- _GOAL_
Report all lines from the entries below in which "care" appears.

━━━ RECORDED INFORMATION

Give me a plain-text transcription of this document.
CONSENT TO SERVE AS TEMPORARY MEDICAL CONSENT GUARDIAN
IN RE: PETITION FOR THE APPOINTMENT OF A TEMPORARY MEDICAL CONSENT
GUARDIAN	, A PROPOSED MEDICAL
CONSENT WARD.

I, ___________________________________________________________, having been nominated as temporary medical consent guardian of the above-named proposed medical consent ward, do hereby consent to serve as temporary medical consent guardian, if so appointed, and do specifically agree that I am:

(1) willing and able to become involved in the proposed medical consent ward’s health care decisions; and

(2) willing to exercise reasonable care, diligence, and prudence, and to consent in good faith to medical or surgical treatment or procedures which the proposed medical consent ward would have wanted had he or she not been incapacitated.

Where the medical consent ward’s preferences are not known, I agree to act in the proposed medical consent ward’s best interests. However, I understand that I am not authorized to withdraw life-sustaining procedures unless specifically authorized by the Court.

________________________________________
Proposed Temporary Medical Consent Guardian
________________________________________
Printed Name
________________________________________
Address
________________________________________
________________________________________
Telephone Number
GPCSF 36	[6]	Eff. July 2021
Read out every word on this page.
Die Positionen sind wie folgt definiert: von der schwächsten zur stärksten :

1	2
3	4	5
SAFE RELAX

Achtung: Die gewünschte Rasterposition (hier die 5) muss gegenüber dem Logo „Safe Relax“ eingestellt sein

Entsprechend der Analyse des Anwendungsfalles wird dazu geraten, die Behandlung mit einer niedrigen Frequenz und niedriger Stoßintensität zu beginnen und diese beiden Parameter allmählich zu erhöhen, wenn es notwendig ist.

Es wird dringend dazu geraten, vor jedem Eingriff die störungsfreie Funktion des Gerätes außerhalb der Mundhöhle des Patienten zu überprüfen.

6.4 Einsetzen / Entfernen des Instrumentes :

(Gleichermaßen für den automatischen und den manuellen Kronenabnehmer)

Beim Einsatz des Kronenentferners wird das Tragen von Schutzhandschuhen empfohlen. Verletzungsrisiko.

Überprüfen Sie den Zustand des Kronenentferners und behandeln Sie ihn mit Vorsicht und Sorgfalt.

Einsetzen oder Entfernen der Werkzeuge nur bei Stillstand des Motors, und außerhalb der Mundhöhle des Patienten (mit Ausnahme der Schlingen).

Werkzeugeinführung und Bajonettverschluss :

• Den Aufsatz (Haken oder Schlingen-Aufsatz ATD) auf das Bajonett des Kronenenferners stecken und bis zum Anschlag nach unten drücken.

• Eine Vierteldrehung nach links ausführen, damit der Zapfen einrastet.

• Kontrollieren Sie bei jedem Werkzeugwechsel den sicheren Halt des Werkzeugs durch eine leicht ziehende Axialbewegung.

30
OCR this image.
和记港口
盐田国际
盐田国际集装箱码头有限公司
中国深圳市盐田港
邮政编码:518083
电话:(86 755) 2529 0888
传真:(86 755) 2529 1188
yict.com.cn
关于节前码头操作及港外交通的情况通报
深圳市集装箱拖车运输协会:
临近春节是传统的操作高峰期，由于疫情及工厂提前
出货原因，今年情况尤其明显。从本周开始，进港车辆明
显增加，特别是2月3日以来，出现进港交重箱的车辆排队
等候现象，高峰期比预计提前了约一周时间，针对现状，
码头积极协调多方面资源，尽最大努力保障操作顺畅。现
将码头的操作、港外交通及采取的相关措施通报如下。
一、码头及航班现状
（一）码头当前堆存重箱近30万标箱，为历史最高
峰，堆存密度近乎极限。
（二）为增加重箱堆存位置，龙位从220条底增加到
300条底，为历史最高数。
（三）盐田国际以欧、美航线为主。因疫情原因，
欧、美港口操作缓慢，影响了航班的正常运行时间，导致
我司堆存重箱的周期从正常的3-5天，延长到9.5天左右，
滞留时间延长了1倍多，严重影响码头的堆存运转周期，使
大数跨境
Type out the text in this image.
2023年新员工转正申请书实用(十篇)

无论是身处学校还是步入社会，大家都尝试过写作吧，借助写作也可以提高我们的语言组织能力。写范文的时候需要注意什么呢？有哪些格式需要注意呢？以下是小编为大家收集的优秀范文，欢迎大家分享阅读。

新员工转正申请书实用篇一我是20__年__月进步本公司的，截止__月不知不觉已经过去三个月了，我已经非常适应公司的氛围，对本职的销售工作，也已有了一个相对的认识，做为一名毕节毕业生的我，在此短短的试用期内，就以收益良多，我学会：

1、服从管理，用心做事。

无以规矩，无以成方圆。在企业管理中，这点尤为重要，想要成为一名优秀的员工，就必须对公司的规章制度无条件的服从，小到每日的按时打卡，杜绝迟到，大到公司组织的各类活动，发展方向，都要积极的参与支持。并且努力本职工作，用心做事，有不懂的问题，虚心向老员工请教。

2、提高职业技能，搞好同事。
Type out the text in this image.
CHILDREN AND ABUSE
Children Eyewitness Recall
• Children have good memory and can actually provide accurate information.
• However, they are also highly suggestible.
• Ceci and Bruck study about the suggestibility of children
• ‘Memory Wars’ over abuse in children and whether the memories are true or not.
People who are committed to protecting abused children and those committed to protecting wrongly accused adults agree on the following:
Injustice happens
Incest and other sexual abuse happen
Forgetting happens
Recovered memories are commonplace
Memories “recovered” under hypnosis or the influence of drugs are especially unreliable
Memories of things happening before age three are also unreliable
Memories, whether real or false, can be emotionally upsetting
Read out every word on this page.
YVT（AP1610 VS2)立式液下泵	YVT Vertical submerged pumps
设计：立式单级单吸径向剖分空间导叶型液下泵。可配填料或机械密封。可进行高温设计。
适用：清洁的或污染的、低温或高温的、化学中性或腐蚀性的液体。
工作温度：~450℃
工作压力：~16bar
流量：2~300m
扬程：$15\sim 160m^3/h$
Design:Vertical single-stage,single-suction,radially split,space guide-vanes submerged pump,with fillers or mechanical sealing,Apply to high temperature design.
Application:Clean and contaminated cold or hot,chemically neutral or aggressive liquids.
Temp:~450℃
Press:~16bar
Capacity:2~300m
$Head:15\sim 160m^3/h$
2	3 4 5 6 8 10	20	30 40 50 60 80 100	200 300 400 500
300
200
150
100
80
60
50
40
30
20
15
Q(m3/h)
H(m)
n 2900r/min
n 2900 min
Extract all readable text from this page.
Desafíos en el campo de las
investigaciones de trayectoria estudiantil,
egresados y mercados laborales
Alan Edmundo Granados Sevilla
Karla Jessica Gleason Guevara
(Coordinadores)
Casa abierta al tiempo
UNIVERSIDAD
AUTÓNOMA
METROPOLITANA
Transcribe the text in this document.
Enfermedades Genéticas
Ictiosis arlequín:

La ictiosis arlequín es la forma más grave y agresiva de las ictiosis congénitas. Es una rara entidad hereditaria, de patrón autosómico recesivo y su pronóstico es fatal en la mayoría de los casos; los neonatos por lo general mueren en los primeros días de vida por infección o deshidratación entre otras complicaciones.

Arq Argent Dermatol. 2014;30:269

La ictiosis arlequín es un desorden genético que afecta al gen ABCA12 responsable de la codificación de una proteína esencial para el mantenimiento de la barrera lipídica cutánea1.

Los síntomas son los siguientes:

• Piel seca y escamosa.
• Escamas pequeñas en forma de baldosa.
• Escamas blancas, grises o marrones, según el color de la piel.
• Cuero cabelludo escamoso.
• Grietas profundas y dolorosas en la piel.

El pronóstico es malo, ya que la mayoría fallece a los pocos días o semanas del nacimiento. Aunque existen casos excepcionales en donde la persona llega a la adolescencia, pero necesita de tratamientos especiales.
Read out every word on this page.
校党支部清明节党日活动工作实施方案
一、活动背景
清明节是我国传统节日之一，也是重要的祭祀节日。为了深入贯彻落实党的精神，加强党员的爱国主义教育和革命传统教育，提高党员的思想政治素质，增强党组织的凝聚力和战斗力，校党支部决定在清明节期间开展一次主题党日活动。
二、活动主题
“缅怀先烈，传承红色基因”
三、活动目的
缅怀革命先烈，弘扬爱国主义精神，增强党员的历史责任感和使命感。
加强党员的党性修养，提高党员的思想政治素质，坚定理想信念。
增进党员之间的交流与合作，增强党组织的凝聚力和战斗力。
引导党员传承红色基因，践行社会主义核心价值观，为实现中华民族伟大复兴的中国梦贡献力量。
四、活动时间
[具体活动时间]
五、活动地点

━━━━━━

- _COMPLETED EXERCISE_
(1) willing and able to become involved in the proposed medical consent ward’s health care decisions; and
(2) willing to exercise reasonable care, diligence, and prudence, and to consent in good faith to medical or surgical treatment or procedures which the proposed medical consent ward would have wanted had he or she not been incapacitated.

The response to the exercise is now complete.